» **What you have to do**
Scan the listing below for the word "Institute" and state how many lines hold it. Write nothing but the number.

□ □ □ □ □

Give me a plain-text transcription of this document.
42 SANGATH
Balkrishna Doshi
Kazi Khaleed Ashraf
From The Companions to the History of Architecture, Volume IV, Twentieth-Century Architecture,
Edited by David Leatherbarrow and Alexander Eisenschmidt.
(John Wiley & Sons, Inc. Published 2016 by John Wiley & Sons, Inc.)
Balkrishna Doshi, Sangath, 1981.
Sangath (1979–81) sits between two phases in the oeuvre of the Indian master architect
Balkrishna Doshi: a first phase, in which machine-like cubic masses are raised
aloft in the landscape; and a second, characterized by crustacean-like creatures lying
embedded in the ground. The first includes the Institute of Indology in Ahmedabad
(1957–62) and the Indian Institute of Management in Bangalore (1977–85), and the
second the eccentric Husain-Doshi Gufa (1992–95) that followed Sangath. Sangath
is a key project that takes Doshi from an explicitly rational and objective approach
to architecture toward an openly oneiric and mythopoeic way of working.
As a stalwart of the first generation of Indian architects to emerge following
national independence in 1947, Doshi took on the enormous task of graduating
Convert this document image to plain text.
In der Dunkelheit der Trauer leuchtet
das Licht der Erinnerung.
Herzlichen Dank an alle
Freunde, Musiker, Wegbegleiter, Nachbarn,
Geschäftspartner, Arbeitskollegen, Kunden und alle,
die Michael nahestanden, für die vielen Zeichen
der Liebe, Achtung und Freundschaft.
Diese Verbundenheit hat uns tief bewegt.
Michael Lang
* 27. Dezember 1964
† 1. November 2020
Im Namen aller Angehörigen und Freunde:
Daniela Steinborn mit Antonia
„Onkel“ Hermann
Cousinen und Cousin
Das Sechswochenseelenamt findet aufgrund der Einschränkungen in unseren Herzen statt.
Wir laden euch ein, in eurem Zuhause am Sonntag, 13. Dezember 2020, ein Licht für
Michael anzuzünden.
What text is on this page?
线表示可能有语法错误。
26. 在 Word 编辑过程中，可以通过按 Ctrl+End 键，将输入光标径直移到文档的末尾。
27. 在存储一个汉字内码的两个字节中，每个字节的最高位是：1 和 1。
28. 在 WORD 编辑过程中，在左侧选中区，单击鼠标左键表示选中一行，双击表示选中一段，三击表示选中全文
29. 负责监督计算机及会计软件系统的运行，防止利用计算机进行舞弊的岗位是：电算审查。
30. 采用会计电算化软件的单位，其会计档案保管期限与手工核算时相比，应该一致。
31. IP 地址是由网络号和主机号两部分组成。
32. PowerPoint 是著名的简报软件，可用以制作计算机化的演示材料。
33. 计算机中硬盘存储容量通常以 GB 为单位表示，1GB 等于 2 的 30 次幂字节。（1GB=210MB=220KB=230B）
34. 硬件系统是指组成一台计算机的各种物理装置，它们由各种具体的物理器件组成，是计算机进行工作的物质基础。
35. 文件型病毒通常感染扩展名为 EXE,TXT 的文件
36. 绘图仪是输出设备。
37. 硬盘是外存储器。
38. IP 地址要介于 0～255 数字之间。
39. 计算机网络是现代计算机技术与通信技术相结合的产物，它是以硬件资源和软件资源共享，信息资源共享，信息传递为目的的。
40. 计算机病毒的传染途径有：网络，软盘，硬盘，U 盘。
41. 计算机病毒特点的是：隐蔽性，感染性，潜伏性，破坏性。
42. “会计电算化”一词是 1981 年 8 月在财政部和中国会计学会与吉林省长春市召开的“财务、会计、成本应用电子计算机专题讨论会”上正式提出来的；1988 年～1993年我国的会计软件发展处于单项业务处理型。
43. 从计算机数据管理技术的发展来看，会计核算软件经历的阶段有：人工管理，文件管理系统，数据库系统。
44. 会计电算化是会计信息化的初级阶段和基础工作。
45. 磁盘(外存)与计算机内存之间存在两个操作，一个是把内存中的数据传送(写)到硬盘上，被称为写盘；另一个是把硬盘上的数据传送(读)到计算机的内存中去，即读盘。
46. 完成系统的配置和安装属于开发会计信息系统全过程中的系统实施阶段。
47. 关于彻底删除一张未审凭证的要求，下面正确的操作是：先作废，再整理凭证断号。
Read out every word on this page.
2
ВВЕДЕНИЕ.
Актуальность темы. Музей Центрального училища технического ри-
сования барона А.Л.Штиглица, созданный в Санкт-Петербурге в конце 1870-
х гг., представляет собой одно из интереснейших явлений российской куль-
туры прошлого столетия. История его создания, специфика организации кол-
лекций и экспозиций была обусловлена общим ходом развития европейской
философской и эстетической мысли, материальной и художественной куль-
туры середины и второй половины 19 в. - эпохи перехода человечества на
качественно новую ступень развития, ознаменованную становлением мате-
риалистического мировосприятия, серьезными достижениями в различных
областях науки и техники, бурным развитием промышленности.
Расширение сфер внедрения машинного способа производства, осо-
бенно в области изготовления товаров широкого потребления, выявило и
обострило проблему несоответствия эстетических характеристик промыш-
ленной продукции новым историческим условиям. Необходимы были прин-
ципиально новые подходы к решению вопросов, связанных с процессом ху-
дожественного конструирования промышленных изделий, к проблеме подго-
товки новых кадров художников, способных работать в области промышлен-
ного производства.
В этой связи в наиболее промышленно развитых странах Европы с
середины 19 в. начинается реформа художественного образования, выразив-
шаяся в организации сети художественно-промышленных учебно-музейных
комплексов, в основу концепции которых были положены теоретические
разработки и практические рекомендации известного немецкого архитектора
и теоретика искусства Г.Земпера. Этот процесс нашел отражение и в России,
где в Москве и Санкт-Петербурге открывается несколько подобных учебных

□ □ □ □ □

» **Task output**
2